◆ **Goal of the exercise**: Filter the listing below, copying every line in which the word "Load" appears.

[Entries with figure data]
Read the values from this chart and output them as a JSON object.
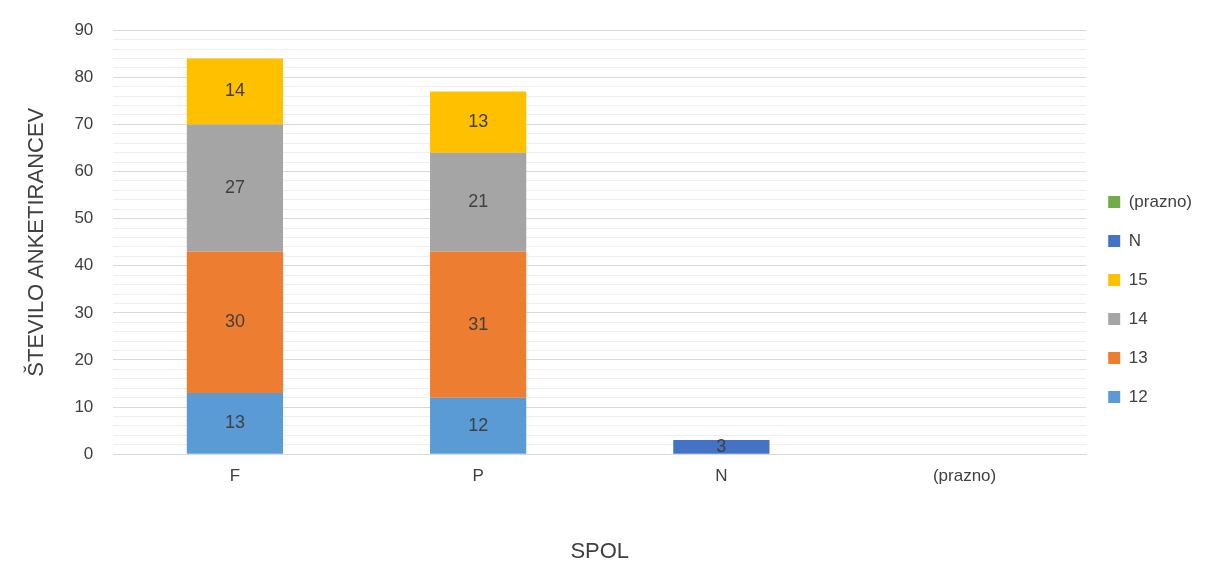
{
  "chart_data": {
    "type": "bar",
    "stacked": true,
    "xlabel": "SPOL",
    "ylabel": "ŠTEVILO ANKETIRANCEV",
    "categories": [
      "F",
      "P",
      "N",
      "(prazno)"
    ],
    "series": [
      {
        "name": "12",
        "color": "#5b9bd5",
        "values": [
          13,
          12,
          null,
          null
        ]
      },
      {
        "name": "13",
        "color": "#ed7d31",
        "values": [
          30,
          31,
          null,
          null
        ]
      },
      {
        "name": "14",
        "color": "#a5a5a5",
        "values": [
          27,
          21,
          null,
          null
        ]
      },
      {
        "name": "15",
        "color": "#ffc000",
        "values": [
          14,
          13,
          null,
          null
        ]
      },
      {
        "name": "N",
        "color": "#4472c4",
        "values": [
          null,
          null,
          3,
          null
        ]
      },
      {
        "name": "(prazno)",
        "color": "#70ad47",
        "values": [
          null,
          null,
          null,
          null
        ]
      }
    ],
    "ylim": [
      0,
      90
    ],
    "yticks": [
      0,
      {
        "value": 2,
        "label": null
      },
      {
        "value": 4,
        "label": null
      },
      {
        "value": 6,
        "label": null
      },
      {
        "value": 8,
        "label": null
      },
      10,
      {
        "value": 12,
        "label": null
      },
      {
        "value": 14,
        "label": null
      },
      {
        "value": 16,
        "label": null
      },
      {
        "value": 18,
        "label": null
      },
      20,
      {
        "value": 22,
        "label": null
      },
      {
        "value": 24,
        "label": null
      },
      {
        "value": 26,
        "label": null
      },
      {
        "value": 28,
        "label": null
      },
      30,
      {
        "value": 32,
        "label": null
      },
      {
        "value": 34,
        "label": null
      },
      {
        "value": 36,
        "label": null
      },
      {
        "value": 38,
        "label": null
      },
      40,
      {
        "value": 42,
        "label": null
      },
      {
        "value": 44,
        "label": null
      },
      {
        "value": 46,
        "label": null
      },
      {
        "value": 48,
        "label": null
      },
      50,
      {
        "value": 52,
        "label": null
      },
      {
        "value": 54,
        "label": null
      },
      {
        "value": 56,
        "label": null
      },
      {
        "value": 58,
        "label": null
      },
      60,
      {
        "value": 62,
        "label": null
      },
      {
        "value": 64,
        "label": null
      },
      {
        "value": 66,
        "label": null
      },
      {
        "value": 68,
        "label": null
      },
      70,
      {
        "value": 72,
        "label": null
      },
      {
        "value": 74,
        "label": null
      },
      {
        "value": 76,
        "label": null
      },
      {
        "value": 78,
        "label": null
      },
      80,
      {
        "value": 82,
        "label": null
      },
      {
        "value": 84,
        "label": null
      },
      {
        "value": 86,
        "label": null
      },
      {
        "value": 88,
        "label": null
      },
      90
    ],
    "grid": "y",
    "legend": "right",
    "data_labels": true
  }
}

...

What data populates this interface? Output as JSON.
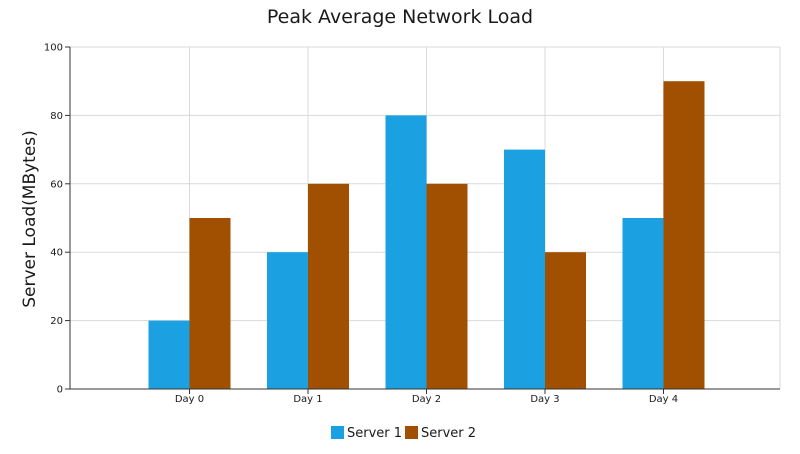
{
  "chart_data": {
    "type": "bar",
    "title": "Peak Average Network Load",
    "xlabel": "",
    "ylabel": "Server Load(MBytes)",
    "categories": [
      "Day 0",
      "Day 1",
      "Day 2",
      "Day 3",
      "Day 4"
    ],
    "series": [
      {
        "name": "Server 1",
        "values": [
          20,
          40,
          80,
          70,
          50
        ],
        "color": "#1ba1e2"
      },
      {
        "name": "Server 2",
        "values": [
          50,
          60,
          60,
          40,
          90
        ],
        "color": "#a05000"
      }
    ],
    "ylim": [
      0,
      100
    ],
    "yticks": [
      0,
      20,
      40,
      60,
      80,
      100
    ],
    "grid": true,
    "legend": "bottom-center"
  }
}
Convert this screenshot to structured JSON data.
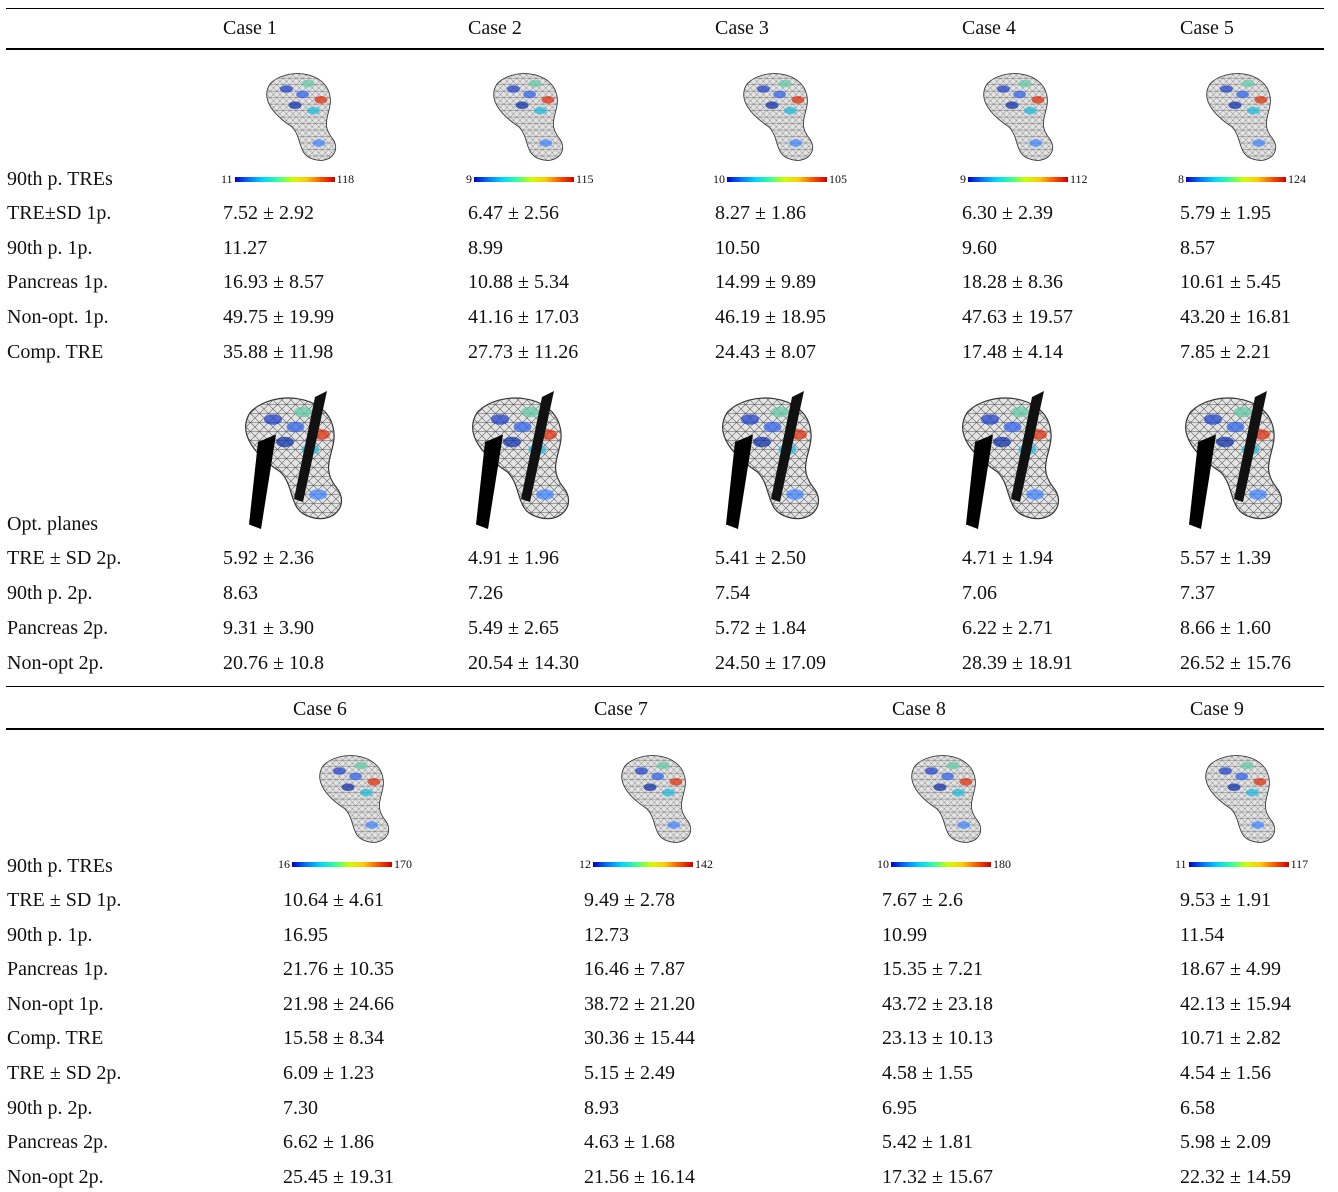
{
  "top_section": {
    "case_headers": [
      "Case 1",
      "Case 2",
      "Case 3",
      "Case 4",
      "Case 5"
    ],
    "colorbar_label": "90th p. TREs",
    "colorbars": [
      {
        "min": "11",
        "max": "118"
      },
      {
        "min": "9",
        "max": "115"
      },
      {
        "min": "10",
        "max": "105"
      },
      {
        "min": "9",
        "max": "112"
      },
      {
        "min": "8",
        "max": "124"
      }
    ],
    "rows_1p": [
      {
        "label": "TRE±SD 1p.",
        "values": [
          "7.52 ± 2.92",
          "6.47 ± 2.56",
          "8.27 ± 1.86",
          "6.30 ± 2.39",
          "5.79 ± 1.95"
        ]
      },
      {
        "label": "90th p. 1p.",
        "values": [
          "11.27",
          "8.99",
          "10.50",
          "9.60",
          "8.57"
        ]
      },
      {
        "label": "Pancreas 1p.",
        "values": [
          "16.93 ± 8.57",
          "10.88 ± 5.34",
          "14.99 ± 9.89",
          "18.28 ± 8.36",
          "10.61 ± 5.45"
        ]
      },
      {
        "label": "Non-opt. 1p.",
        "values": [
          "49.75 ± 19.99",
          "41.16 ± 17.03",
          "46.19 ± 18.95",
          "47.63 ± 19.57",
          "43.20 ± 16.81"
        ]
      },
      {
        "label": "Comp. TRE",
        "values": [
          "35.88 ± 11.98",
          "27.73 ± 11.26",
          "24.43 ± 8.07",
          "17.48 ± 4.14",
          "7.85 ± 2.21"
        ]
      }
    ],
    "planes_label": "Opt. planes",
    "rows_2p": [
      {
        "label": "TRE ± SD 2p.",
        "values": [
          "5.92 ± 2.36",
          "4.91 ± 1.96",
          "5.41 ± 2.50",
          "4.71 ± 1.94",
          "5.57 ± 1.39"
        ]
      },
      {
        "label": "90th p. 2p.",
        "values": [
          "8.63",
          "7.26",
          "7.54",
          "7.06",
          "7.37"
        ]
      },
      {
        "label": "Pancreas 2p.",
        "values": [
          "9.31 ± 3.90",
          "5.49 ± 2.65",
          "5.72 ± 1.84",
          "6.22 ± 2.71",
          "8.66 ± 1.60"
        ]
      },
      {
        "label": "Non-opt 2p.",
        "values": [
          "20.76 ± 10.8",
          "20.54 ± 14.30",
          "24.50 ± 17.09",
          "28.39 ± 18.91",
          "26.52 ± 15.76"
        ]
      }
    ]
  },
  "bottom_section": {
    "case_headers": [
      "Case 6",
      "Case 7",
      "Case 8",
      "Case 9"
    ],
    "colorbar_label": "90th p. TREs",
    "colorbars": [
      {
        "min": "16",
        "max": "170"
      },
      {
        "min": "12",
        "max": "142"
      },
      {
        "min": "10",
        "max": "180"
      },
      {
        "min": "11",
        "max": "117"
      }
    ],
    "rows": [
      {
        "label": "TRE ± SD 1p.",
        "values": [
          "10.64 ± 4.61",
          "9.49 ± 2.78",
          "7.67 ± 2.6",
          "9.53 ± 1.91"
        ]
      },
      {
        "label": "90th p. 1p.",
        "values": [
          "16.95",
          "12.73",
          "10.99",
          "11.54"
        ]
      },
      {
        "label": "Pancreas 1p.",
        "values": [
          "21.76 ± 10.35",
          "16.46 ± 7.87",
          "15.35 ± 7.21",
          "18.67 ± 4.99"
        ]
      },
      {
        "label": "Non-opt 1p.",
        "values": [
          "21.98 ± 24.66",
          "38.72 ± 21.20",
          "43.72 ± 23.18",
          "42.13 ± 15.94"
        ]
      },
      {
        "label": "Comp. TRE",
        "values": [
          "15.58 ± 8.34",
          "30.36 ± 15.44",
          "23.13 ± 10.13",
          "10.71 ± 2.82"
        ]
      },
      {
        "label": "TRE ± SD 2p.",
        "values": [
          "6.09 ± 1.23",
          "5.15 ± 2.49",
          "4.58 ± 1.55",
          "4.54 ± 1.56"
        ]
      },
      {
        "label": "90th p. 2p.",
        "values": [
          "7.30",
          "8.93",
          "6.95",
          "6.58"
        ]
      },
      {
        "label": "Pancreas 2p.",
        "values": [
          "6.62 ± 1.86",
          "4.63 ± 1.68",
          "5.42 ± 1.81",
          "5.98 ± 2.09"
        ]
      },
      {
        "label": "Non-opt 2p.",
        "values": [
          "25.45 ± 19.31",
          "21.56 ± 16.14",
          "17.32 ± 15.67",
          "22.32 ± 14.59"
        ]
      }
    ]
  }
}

◆ **Solution below**:
    "title": "Peak Average Network Load",
    "ylabel": "Server Load(MBytes)",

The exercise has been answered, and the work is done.